* start Given entries *

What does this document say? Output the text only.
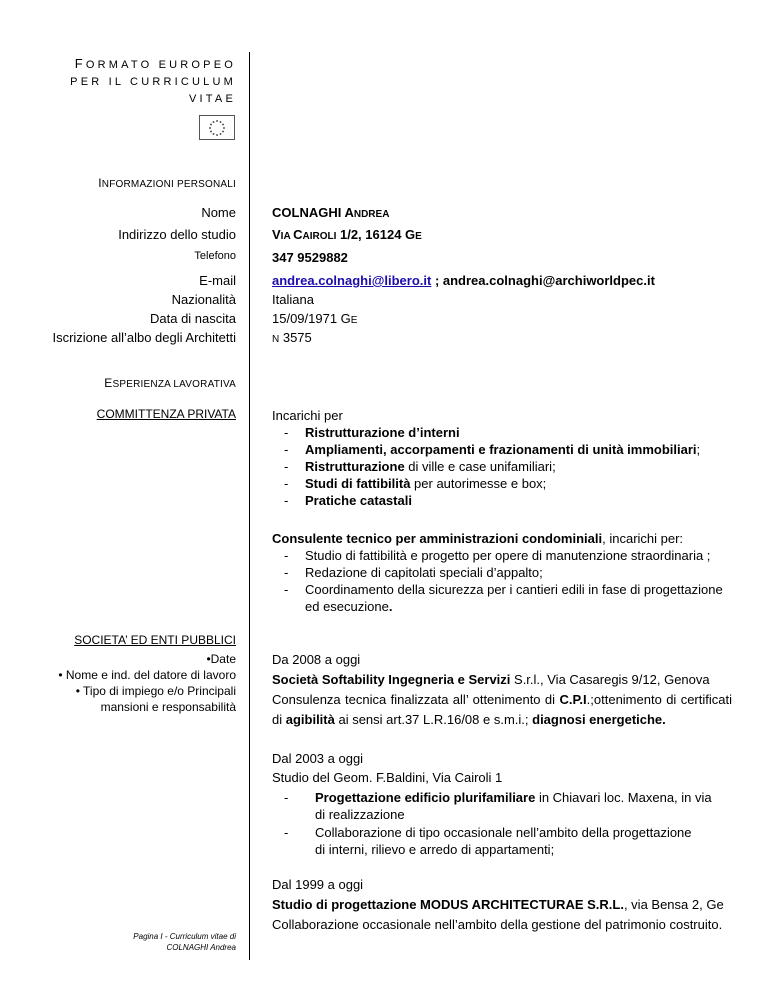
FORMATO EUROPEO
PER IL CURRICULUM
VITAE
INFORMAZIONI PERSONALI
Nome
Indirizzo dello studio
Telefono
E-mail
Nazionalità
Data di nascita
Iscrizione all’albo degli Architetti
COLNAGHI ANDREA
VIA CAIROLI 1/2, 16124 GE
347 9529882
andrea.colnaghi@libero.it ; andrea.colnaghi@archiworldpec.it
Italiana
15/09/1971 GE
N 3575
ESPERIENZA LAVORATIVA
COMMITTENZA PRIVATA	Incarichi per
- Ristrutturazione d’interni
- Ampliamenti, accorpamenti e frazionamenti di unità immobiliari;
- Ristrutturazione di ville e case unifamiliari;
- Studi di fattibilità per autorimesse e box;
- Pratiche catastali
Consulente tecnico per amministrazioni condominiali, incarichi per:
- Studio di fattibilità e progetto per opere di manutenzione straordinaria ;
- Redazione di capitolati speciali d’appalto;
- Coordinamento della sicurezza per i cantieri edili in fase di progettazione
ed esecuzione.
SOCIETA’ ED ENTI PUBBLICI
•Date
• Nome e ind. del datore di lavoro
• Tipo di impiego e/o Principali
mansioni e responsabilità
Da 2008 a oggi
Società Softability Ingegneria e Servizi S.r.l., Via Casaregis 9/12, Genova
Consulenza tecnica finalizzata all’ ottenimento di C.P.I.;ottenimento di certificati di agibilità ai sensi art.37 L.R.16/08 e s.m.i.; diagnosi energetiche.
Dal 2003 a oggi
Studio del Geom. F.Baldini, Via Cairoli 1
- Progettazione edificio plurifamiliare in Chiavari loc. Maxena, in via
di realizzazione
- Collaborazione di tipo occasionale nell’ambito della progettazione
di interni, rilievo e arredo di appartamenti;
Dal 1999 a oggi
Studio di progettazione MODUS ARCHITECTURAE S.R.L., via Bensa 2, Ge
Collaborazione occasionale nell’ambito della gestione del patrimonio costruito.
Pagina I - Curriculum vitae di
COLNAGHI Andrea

* end Given entries *
* start Given entries *

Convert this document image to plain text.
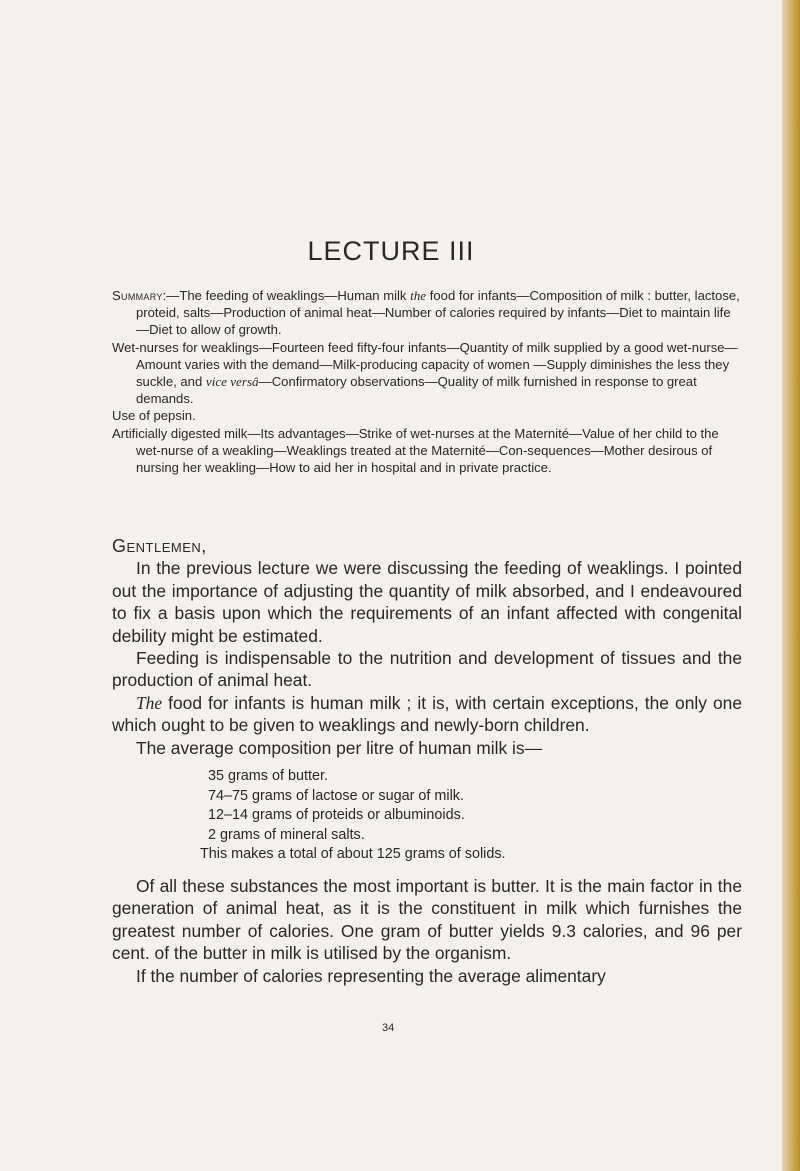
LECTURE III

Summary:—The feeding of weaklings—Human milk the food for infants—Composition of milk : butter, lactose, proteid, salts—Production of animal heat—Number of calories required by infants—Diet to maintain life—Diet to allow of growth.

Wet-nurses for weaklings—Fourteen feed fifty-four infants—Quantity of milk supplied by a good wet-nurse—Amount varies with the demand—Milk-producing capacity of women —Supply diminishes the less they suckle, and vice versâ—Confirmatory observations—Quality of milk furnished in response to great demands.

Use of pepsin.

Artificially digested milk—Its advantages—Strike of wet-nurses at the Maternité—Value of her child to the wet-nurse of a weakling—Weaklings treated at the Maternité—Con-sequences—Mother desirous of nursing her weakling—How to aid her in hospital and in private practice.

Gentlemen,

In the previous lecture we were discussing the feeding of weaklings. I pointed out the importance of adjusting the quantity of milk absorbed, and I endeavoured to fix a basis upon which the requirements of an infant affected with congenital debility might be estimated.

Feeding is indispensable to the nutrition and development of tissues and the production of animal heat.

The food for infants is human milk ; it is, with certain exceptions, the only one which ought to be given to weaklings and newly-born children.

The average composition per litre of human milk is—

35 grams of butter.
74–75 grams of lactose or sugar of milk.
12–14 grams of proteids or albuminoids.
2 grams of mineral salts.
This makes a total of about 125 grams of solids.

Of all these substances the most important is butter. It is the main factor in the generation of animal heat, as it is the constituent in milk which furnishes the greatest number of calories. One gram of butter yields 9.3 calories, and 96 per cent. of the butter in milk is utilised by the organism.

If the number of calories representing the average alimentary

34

* end Given entries *

Pick out the lines above containing the word "nell", then copy them.

- Collaborazione di tipo occasionale nell’ambito della progettazione
Collaborazione occasionale nell’ambito della gestione del patrimonio costruito.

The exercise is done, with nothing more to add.